-- start of The input --

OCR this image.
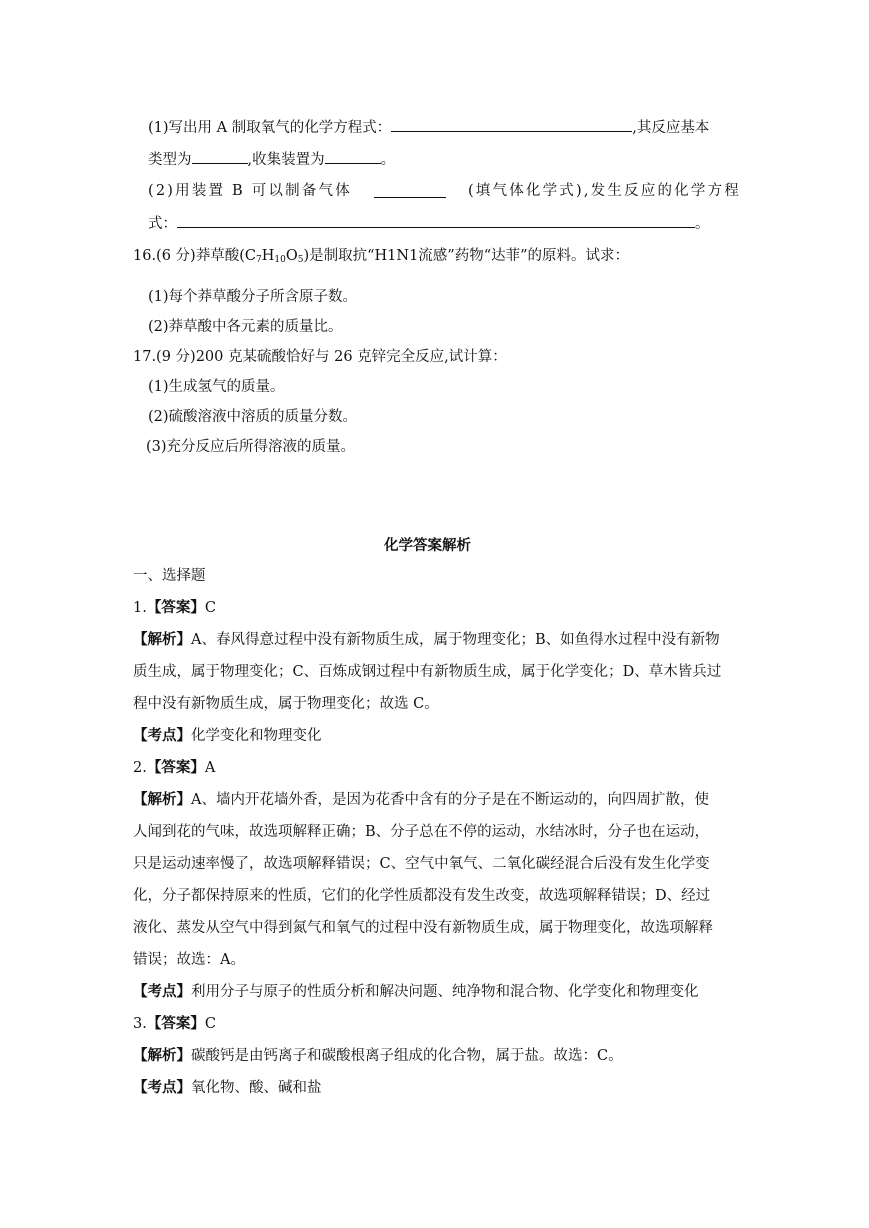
(1)写出用 A 制取氧气的化学方程式：	,其反应基本
类型为	,收集装置为	。
(2)用装置 B 可以制备气体	(填气体化学式),发生反应的化学方程
式：	。
16.(6 分)莽草酸$(C_7H_{10}O_5)$是制取抗“H1N1流感”药物“达菲”的原料。试求：
(1)每个莽草酸分子所含原子数。
(2)莽草酸中各元素的质量比。
17.(9 分)200 克某硫酸恰好与 26 克锌完全反应,试计算：
(1)生成氢气的质量。
(2)硫酸溶液中溶质的质量分数。
(3)充分反应后所得溶液的质量。
化学答案解析
一、选择题
1.【答案】C
【解析】A、春风得意过程中没有新物质生成，属于物理变化；B、如鱼得水过程中没有新物
质生成，属于物理变化；C、百炼成钢过程中有新物质生成，属于化学变化；D、草木皆兵过
程中没有新物质生成，属于物理变化；故选 C。
【考点】化学变化和物理变化
2.【答案】A
【解析】A、墙内开花墙外香，是因为花香中含有的分子是在不断运动的，向四周扩散，使
人闻到花的气味，故选项解释正确；B、分子总在不停的运动，水结冰时，分子也在运动，
只是运动速率慢了，故选项解释错误；C、空气中氧气、二氧化碳经混合后没有发生化学变
化，分子都保持原来的性质，它们的化学性质都没有发生改变，故选项解释错误；D、经过
液化、蒸发从空气中得到氮气和氧气的过程中没有新物质生成，属于物理变化，故选项解释
错误；故选：A。
【考点】利用分子与原子的性质分析和解决问题、纯净物和混合物、化学变化和物理变化
3.【答案】C
【解析】碳酸钙是由钙离子和碳酸根离子组成的化合物，属于盐。故选：C。
【考点】氧化物、酸、碱和盐
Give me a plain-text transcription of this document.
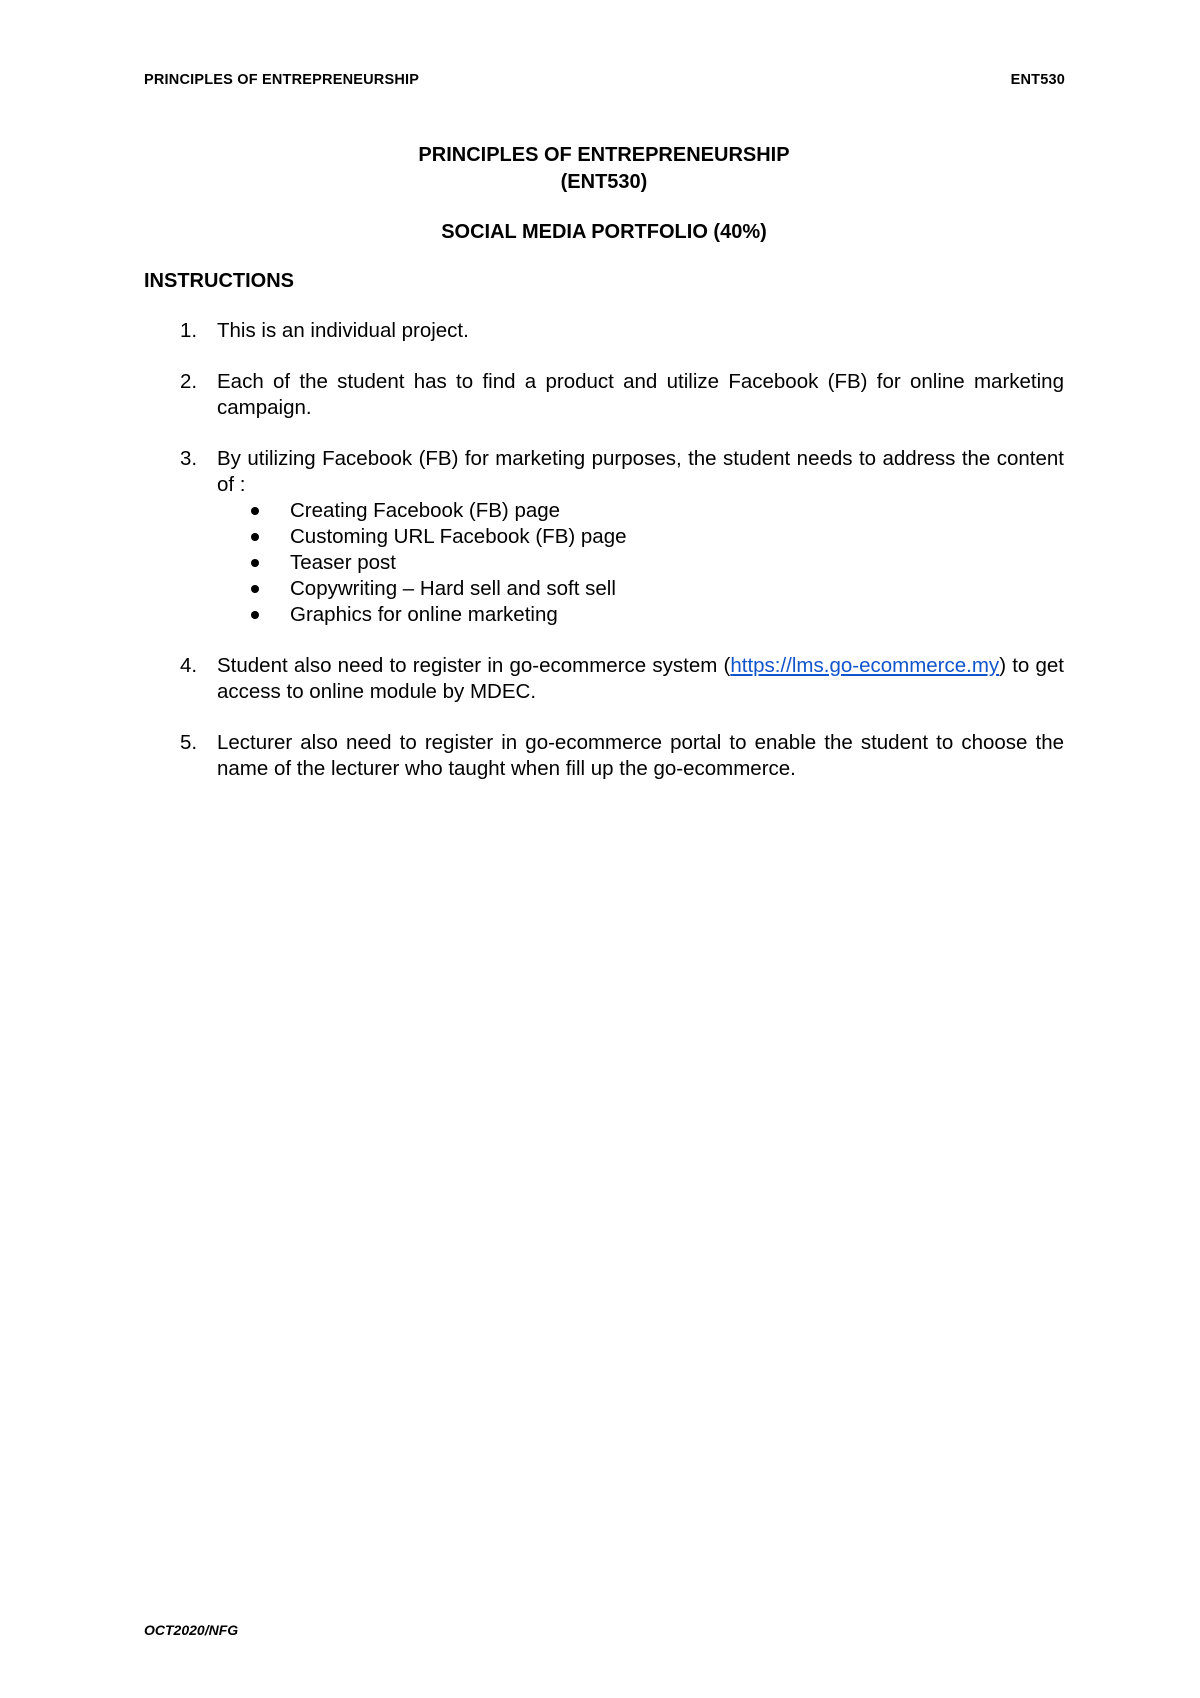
PRINCIPLES OF ENTREPRENEURSHIP	ENT530
PRINCIPLES OF ENTREPRENEURSHIP
(ENT530)
SOCIAL MEDIA PORTFOLIO (40%)
INSTRUCTIONS
1. This is an individual project.
2. Each of the student has to find a product and utilize Facebook (FB) for online marketing campaign.
3. By utilizing Facebook (FB) for marketing purposes, the student needs to address the content of :
Creating Facebook (FB) page
Customing URL Facebook (FB) page
Teaser post
Copywriting – Hard sell and soft sell
Graphics for online marketing
4. Student also need to register in go-ecommerce system (https://lms.go-ecommerce.my) to get access to online module by MDEC.
5. Lecturer also need to register in go-ecommerce portal to enable the student to choose the name of the lecturer who taught when fill up the go-ecommerce.
OCT2020/NFG
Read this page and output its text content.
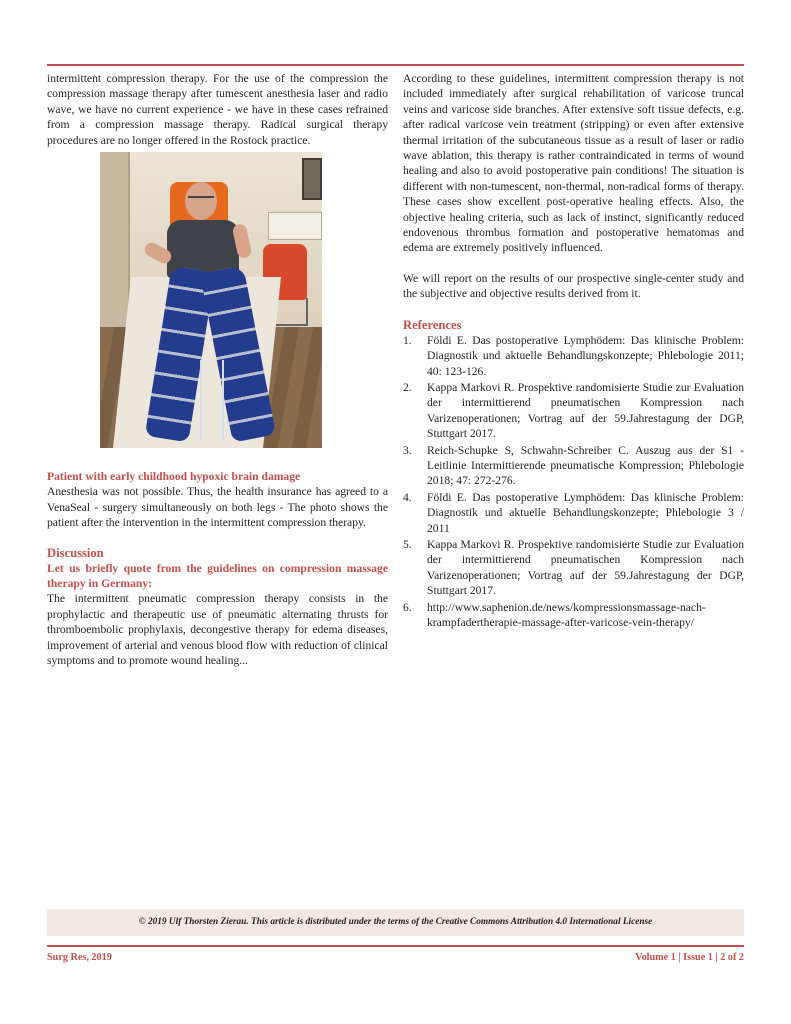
intermittent compression therapy. For the use of the compression the compression massage therapy after tumescent anesthesia laser and radio wave, we have no current experience - we have in these cases refrained from a compression massage therapy. Radical surgical therapy procedures are no longer offered in the Rostock practice.

Patient with early childhood hypoxic brain damage

Anesthesia was not possible. Thus, the health insurance has agreed to a VenaSeal - surgery simultaneously on both legs - The photo shows the patient after the intervention in the intermittent compression therapy.

Discussion
Let us briefly quote from the guidelines on compression massage therapy in Germany:

The intermittent pneumatic compression therapy consists in the prophylactic and therapeutic use of pneumatic alternating thrusts for thromboembolic prophylaxis, decongestive therapy for edema diseases, improvement of arterial and venous blood flow with reduction of clinical symptoms and to promote wound healing...

According to these guidelines, intermittent compression therapy is not included immediately after surgical rehabilitation of varicose truncal veins and varicose side branches. After extensive soft tissue defects, e.g. after radical varicose vein treatment (stripping) or even after extensive thermal irritation of the subcutaneous tissue as a result of laser or radio wave ablation, this therapy is rather contraindicated in terms of wound healing and also to avoid postoperative pain conditions! The situation is different with non-tumescent, non-thermal, non-radical forms of therapy. These cases show excellent post-operative healing effects. Also, the objective healing criteria, such as lack of instinct, significantly reduced endovenous thrombus formation and postoperative hematomas and edema are extremely positively influenced.

We will report on the results of our prospective single-center study and the subjective and objective results derived from it.

References
1.	Földi E. Das postoperative Lymphödem: Das klinische Problem: Diagnostik und aktuelle Behandlungskonzepte; Phlebologie 2011; 40: 123-126.
2.	Kappa Markovi R. Prospektive randomisierte Studie zur Evaluation der intermittierend pneumatischen Kompression nach Varizenoperationen; Vortrag auf der 59.Jahrestagung der DGP, Stuttgart 2017.
3.	Reich-Schupke S, Schwahn-Schreiber C. Auszug aus der S1 - Leitlinie Intermittierende pneumatische Kompression; Phlebologie 2018; 47: 272-276.
4.	Földi E. Das postoperative Lymphödem: Das klinische Problem: Diagnostik und aktuelle Behandlungskonzepte; Phlebologie 3 / 2011
5.	Kappa Markovi R. Prospektive randomisierte Studie zur Evaluation der intermittierend pneumatischen Kompression nach Varizenoperationen; Vortrag auf der 59.Jahrestagung der DGP, Stuttgart 2017.
6.	http://www.saphenion.de/news/kompressionsmassage-nach-krampfadertherapie-massage-after-varicose-vein-therapy/
© 2019 Ulf Thorsten Zierau. This article is distributed under the terms of the Creative Commons Attribution 4.0 International License
Surg Res, 2019	Volume 1 | Issue 1 | 2 of 2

-- end of The input --

◆ What the task asks
Write out all the entries exactly, except for the pictures.

◆ Written response
OCR this image.
(1)写出用 A 制取氧气的化学方程式：	,其反应基本
类型为	,收集装置为	。
(2)用装置 B 可以制备气体	(填气体化学式),发生反应的化学方程
式：	。
16.(6 分)莽草酸$(C_7H_{10}O_5)$是制取抗“H1N1流感”药物“达菲”的原料。试求：
(1)每个莽草酸分子所含原子数。
(2)莽草酸中各元素的质量比。
17.(9 分)200 克某硫酸恰好与 26 克锌完全反应,试计算：
(1)生成氢气的质量。
(2)硫酸溶液中溶质的质量分数。
(3)充分反应后所得溶液的质量。
化学答案解析
一、选择题
1.【答案】C
【解析】A、春风得意过程中没有新物质生成，属于物理变化；B、如鱼得水过程中没有新物
质生成，属于物理变化；C、百炼成钢过程中有新物质生成，属于化学变化；D、草木皆兵过
程中没有新物质生成，属于物理变化；故选 C。
【考点】化学变化和物理变化
2.【答案】A
【解析】A、墙内开花墙外香，是因为花香中含有的分子是在不断运动的，向四周扩散，使
人闻到花的气味，故选项解释正确；B、分子总在不停的运动，水结冰时，分子也在运动，
只是运动速率慢了，故选项解释错误；C、空气中氧气、二氧化碳经混合后没有发生化学变
化，分子都保持原来的性质，它们的化学性质都没有发生改变，故选项解释错误；D、经过
液化、蒸发从空气中得到氮气和氧气的过程中没有新物质生成，属于物理变化，故选项解释
错误；故选：A。
【考点】利用分子与原子的性质分析和解决问题、纯净物和混合物、化学变化和物理变化
3.【答案】C
【解析】碳酸钙是由钙离子和碳酸根离子组成的化合物，属于盐。故选：C。
【考点】氧化物、酸、碱和盐
Give me a plain-text transcription of this document.
PRINCIPLES OF ENTREPRENEURSHIP	ENT530
PRINCIPLES OF ENTREPRENEURSHIP
(ENT530)
SOCIAL MEDIA PORTFOLIO (40%)
INSTRUCTIONS
1. This is an individual project.
2. Each of the student has to find a product and utilize Facebook (FB) for online marketing campaign.
3. By utilizing Facebook (FB) for marketing purposes, the student needs to address the content of :
Creating Facebook (FB) page
Customing URL Facebook (FB) page
Teaser post
Copywriting – Hard sell and soft sell
Graphics for online marketing
4. Student also need to register in go-ecommerce system (https://lms.go-ecommerce.my) to get access to online module by MDEC.
5. Lecturer also need to register in go-ecommerce portal to enable the student to choose the name of the lecturer who taught when fill up the go-ecommerce.
OCT2020/NFG
Read this page and output its text content.
intermittent compression therapy. For the use of the compression the compression massage therapy after tumescent anesthesia laser and radio wave, we have no current experience - we have in these cases refrained from a compression massage therapy. Radical surgical therapy procedures are no longer offered in the Rostock practice.

Patient with early childhood hypoxic brain damage

Anesthesia was not possible. Thus, the health insurance has agreed to a VenaSeal - surgery simultaneously on both legs - The photo shows the patient after the intervention in the intermittent compression therapy.

Discussion
Let us briefly quote from the guidelines on compression massage therapy in Germany:

The intermittent pneumatic compression therapy consists in the prophylactic and therapeutic use of pneumatic alternating thrusts for thromboembolic prophylaxis, decongestive therapy for edema diseases, improvement of arterial and venous blood flow with reduction of clinical symptoms and to promote wound healing...

According to these guidelines, intermittent compression therapy is not included immediately after surgical rehabilitation of varicose truncal veins and varicose side branches. After extensive soft tissue defects, e.g. after radical varicose vein treatment (stripping) or even after extensive thermal irritation of the subcutaneous tissue as a result of laser or radio wave ablation, this therapy is rather contraindicated in terms of wound healing and also to avoid postoperative pain conditions! The situation is different with non-tumescent, non-thermal, non-radical forms of therapy. These cases show excellent post-operative healing effects. Also, the objective healing criteria, such as lack of instinct, significantly reduced endovenous thrombus formation and postoperative hematomas and edema are extremely positively influenced.

We will report on the results of our prospective single-center study and the subjective and objective results derived from it.

References
1.	Földi E. Das postoperative Lymphödem: Das klinische Problem: Diagnostik und aktuelle Behandlungskonzepte; Phlebologie 2011; 40: 123-126.
2.	Kappa Markovi R. Prospektive randomisierte Studie zur Evaluation der intermittierend pneumatischen Kompression nach Varizenoperationen; Vortrag auf der 59.Jahrestagung der DGP, Stuttgart 2017.
3.	Reich-Schupke S, Schwahn-Schreiber C. Auszug aus der S1 - Leitlinie Intermittierende pneumatische Kompression; Phlebologie 2018; 47: 272-276.
4.	Földi E. Das postoperative Lymphödem: Das klinische Problem: Diagnostik und aktuelle Behandlungskonzepte; Phlebologie 3 / 2011
5.	Kappa Markovi R. Prospektive randomisierte Studie zur Evaluation der intermittierend pneumatischen Kompression nach Varizenoperationen; Vortrag auf der 59.Jahrestagung der DGP, Stuttgart 2017.
6.	http://www.saphenion.de/news/kompressionsmassage-nach-krampfadertherapie-massage-after-varicose-vein-therapy/
© 2019 Ulf Thorsten Zierau. This article is distributed under the terms of the Creative Commons Attribution 4.0 International License
Surg Res, 2019	Volume 1 | Issue 1 | 2 of 2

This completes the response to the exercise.